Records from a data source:
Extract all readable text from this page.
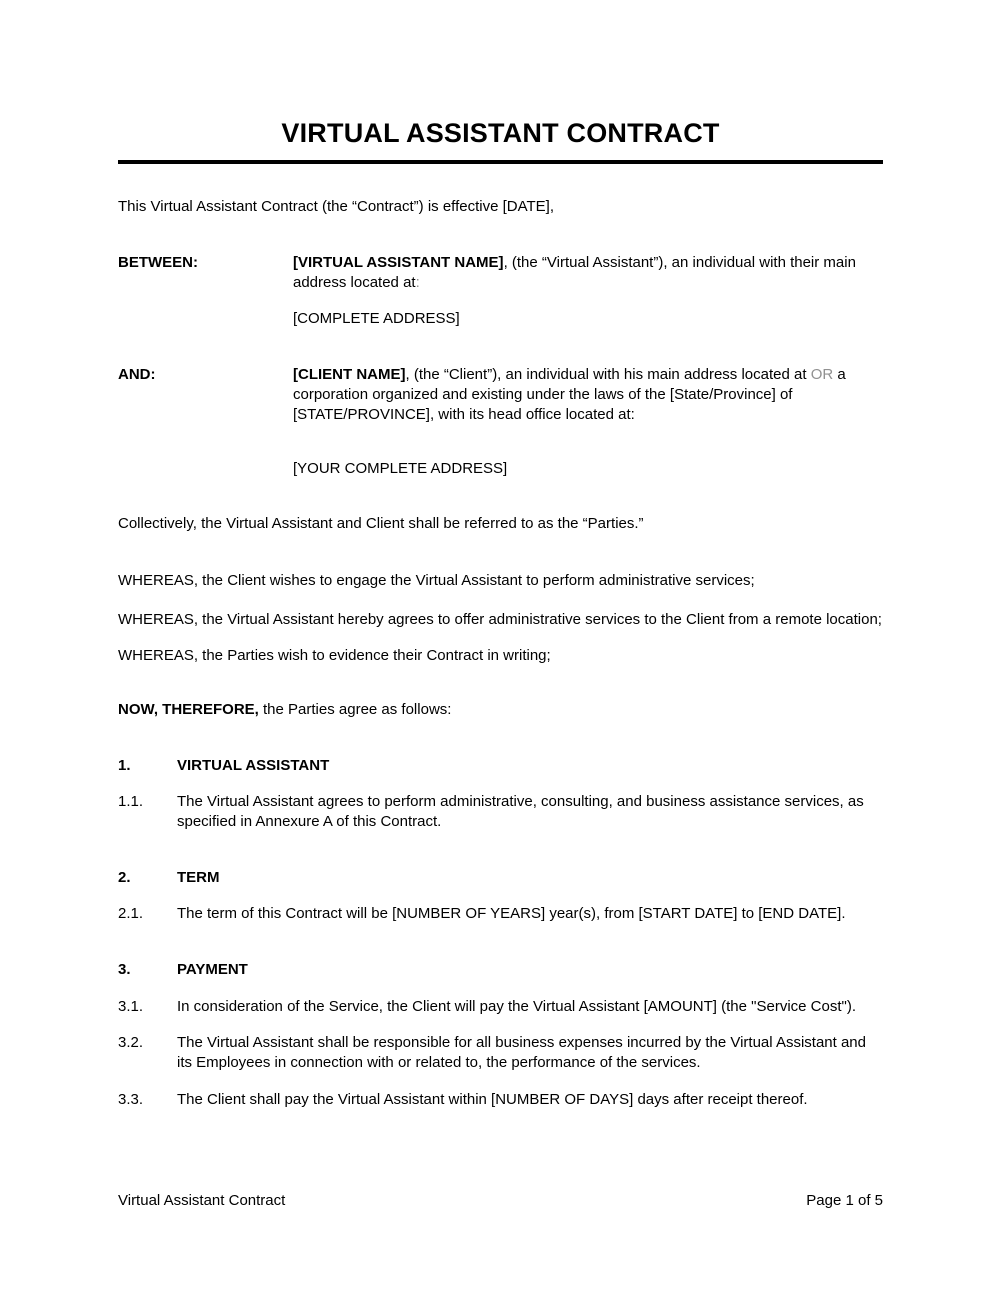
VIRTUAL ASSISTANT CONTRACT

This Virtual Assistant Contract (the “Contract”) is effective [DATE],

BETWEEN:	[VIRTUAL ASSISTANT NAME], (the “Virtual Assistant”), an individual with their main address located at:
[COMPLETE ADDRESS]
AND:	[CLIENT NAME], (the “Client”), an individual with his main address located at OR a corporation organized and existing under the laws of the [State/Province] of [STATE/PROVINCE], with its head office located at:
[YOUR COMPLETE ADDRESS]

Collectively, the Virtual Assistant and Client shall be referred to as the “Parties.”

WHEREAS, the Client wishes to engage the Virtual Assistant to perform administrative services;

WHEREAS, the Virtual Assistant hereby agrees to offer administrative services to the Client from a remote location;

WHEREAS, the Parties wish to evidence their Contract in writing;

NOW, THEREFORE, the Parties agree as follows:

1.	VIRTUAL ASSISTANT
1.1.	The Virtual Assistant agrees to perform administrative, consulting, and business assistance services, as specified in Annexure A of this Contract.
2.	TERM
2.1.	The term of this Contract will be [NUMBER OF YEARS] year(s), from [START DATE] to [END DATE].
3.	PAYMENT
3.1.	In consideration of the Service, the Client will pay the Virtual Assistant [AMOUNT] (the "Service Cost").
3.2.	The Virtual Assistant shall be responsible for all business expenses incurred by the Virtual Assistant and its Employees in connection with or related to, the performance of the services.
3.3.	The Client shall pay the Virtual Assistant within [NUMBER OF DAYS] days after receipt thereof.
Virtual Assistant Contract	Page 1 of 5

* * *

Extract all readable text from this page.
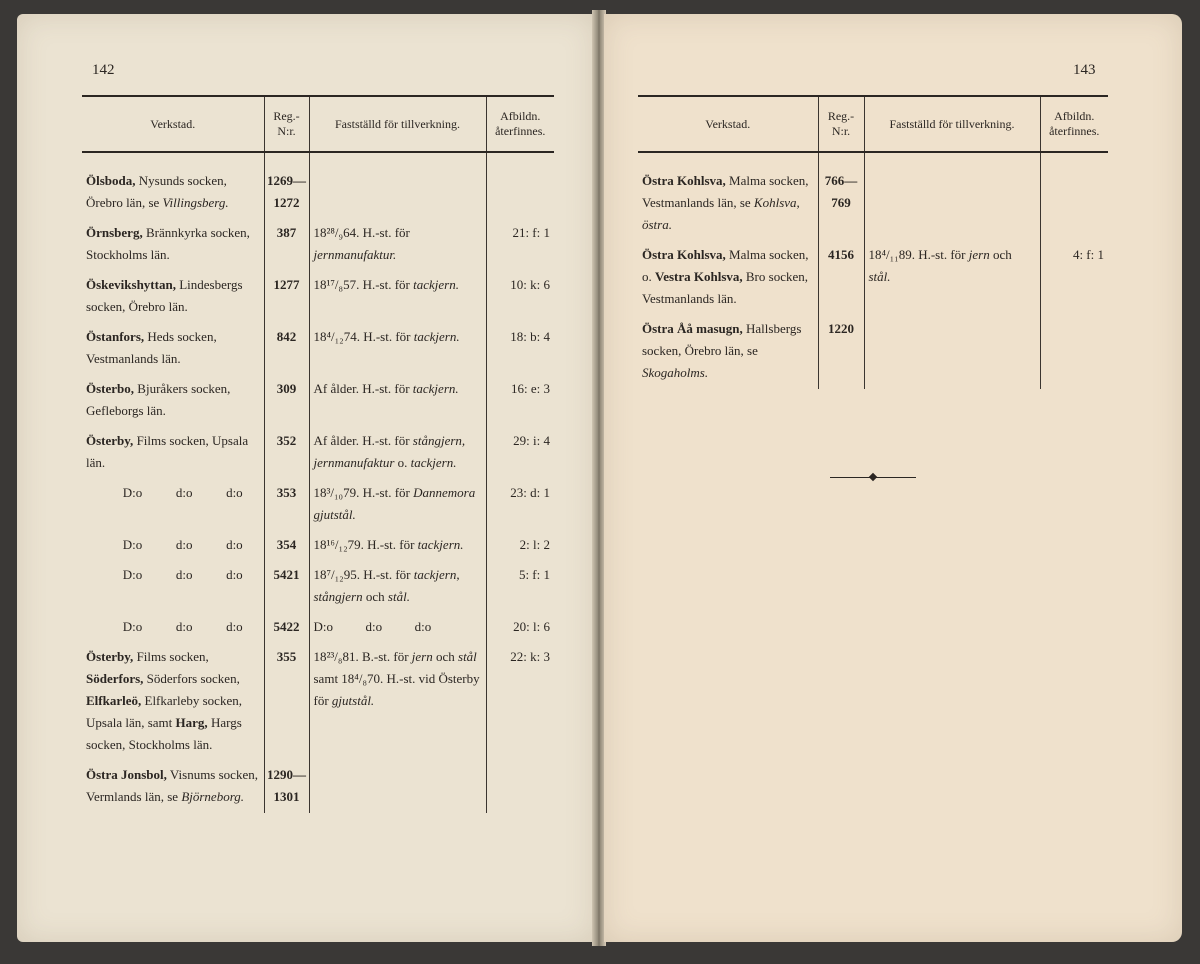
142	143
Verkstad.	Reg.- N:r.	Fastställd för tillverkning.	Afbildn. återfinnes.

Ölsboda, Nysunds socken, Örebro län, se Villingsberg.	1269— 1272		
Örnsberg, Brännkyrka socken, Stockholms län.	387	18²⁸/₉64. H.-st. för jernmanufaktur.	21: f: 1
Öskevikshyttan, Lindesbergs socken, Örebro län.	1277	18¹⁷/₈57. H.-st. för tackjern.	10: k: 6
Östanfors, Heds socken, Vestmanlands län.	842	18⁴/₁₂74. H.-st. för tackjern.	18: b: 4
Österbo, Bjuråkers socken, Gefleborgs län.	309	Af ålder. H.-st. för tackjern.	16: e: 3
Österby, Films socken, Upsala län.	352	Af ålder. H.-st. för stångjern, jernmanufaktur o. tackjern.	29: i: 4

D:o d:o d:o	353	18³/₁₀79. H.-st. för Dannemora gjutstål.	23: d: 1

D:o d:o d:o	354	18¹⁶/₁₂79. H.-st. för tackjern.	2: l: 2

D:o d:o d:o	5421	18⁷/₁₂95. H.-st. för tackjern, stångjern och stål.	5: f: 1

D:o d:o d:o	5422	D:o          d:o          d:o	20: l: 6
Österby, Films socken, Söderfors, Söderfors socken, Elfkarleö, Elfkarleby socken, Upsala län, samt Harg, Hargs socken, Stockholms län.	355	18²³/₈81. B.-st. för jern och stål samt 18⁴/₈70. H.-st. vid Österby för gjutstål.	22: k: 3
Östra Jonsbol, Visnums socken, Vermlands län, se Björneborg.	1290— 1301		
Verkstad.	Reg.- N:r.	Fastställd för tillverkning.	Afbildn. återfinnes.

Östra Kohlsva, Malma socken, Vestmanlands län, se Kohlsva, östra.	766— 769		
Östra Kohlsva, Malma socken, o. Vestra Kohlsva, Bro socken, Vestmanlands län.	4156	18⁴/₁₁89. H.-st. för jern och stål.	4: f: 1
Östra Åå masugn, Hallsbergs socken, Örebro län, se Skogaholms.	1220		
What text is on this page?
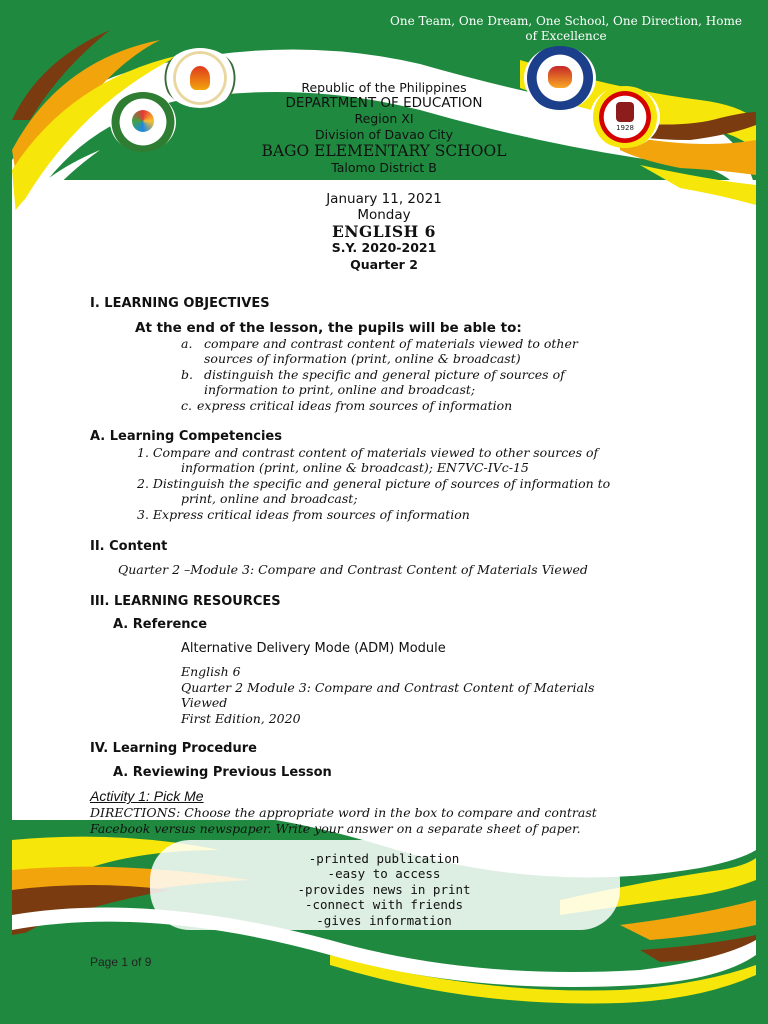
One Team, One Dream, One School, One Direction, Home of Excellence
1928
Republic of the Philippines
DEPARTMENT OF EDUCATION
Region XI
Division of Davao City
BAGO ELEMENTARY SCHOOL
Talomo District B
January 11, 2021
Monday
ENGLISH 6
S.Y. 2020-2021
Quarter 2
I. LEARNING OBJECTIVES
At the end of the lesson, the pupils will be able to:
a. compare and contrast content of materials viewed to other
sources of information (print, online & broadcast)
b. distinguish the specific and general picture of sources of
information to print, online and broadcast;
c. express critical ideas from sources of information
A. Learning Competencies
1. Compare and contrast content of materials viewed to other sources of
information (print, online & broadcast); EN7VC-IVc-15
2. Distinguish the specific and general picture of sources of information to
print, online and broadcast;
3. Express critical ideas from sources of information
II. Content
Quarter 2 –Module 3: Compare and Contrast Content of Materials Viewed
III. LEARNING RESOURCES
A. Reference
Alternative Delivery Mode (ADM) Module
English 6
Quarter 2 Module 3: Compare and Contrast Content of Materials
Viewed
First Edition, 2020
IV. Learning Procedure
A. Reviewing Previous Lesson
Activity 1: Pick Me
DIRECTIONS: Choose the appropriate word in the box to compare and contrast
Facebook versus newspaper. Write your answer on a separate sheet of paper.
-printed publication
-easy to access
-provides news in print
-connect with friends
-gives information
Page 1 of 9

---

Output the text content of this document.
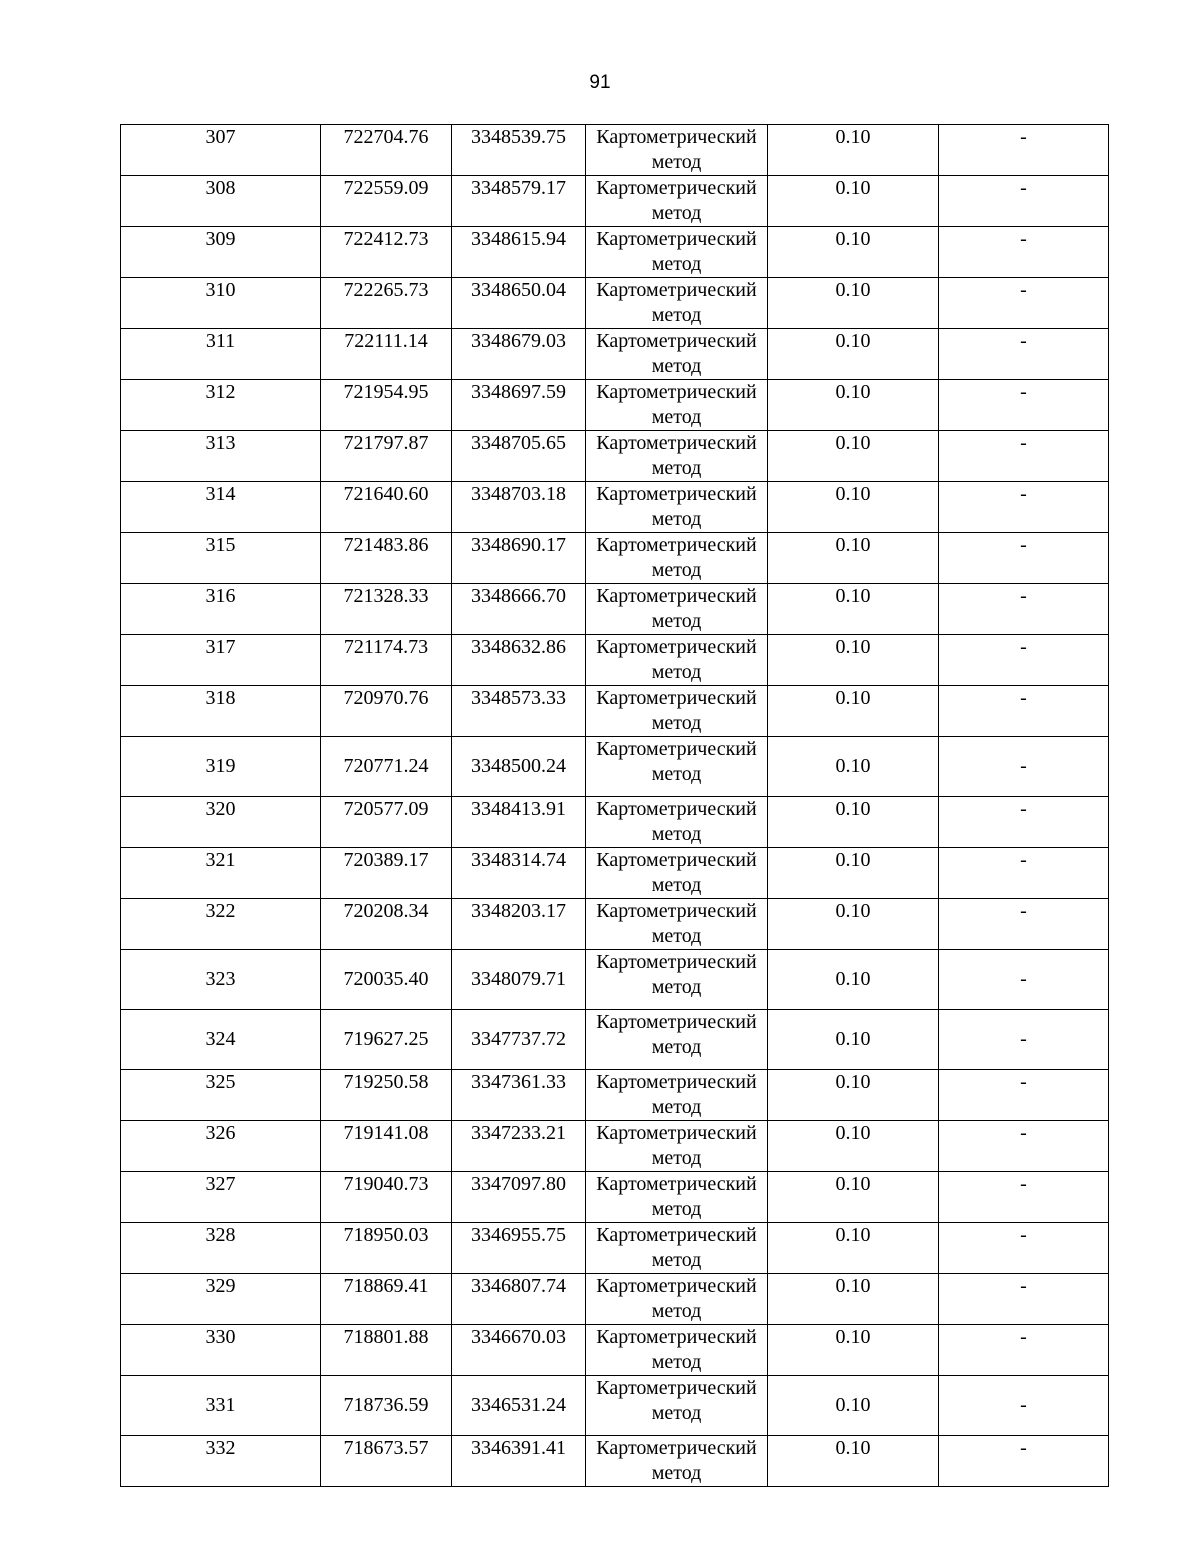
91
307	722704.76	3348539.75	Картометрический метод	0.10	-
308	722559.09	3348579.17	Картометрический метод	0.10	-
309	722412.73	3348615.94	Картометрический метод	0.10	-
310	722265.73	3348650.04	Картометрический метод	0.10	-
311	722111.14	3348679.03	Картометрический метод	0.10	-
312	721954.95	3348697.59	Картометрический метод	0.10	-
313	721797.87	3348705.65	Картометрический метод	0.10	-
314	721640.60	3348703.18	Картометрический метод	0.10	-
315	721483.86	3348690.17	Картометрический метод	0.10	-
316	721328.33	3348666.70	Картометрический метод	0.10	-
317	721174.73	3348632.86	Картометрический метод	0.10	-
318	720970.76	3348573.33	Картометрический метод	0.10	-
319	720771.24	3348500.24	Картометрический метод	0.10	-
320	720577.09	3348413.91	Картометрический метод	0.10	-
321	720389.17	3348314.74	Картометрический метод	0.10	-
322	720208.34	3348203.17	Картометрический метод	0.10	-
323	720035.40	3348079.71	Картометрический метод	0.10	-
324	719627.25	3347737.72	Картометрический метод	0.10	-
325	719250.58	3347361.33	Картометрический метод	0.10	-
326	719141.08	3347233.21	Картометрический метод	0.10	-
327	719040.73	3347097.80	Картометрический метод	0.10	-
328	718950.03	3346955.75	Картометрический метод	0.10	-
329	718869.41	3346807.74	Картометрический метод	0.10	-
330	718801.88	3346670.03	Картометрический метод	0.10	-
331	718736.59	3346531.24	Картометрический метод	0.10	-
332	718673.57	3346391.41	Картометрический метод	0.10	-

What needs to be done: Copy each line from the data above that includes "Module".

Result of this exercise:
Quarter 2 –Module 3: Compare and Contrast Content of Materials Viewed
Alternative Delivery Mode (ADM) Module
Quarter 2 Module 3: Compare and Contrast Content of Materials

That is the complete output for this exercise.